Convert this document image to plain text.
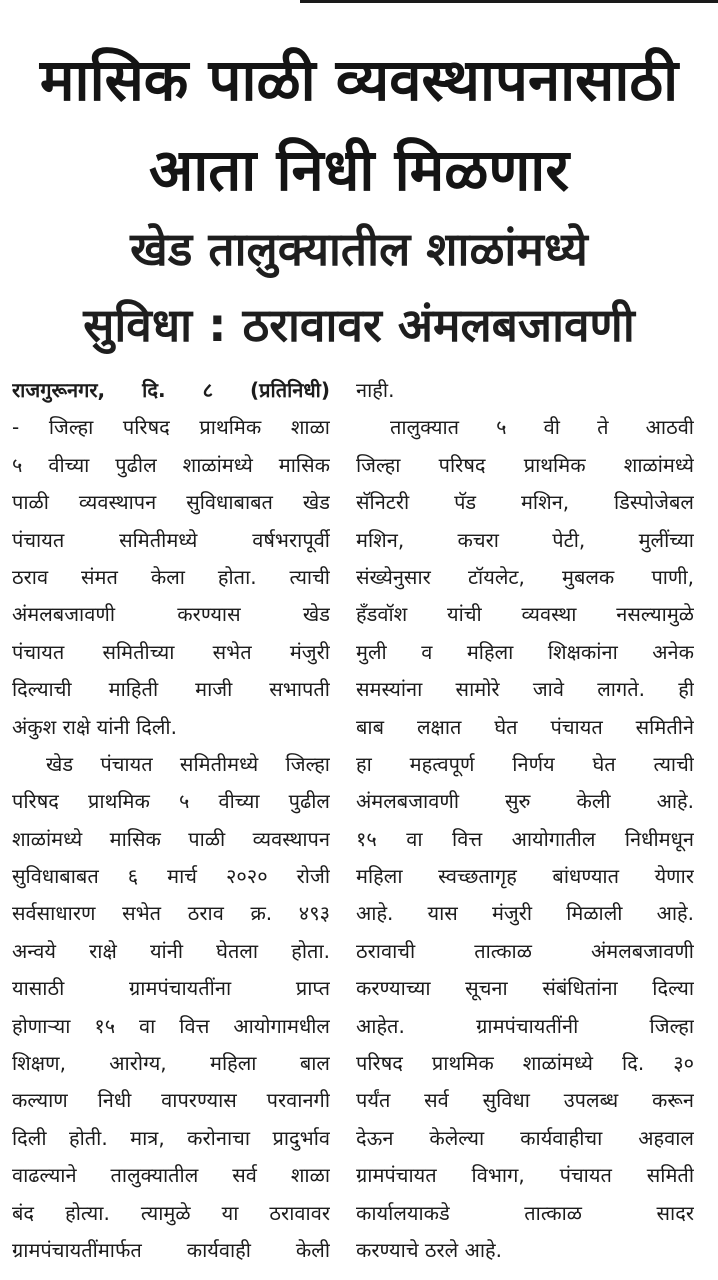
मासिक पाळी व्यवस्थापनासाठी
आता निधी मिळणार
खेड तालुक्यातील शाळांमध्ये
सुविधा : ठरावावर अंमलबजावणी
राजगुरूनगर, दि. ८ (प्रतिनिधी)
- जिल्हा परिषद प्राथमिक शाळा
५ वीच्या पुढील शाळांमध्ये मासिक
पाळी व्यवस्थापन सुविधाबाबत खेड
पंचायत समितीमध्ये वर्षभरापूर्वी
ठराव संमत केला होता. त्याची
अंमलबजावणी करण्यास खेड
पंचायत समितीच्या सभेत मंजुरी
दिल्याची माहिती माजी सभापती
अंकुश राक्षे यांनी दिली.
खेड पंचायत समितीमध्ये जिल्हा
परिषद प्राथमिक ५ वीच्या पुढील
शाळांमध्ये मासिक पाळी व्यवस्थापन
सुविधाबाबत ६ मार्च २०२० रोजी
सर्वसाधारण सभेत ठराव क्र. ४९३
अन्वये राक्षे यांनी घेतला होता.
यासाठी ग्रामपंचायतींना प्राप्त
होणाऱ्या १५ वा वित्त आयोगामधील
शिक्षण, आरोग्य, महिला बाल
कल्याण निधी वापरण्यास परवानगी
दिली होती. मात्र, करोनाचा प्रादुर्भाव
वाढल्याने तालुक्यातील सर्व शाळा
बंद होत्या. त्यामुळे या ठरावावर
ग्रामपंचायतींमार्फत कार्यवाही केली
नाही.
तालुक्यात ५ वी ते आठवी
जिल्हा परिषद प्राथमिक शाळांमध्ये
सॅनिटरी पॅड मशिन, डिस्पोजेबल
मशिन, कचरा पेटी, मुलींच्या
संख्येनुसार टॉयलेट, मुबलक पाणी,
हँडवॉश यांची व्यवस्था नसल्यामुळे
मुली व महिला शिक्षकांना अनेक
समस्यांना सामोरे जावे लागते. ही
बाब लक्षात घेत पंचायत समितीने
हा महत्वपूर्ण निर्णय घेत त्याची
अंमलबजावणी सुरु केली आहे.
१५ वा वित्त आयोगातील निधीमधून
महिला स्वच्छतागृह बांधण्यात येणार
आहे. यास मंजुरी मिळाली आहे.
ठरावाची तात्काळ अंमलबजावणी
करण्याच्या सूचना संबंधितांना दिल्या
आहेत. ग्रामपंचायतींनी जिल्हा
परिषद प्राथमिक शाळांमध्ये दि. ३०
पर्यंत सर्व सुविधा उपलब्ध करून
देऊन केलेल्या कार्यवाहीचा अहवाल
ग्रामपंचायत विभाग, पंचायत समिती
कार्यालयाकडे तात्काळ सादर
करण्याचे ठरले आहे.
----------
◆ Task details
Pick out every line holding the string "मलबज" and return it.

◆ Response to this task
सुविधा : ठरावावर अंमलबजावणी
अंमलबजावणी करण्यास खेड
अंमलबजावणी सुरु केली आहे.
ठरावाची तात्काळ अंमलबजावणी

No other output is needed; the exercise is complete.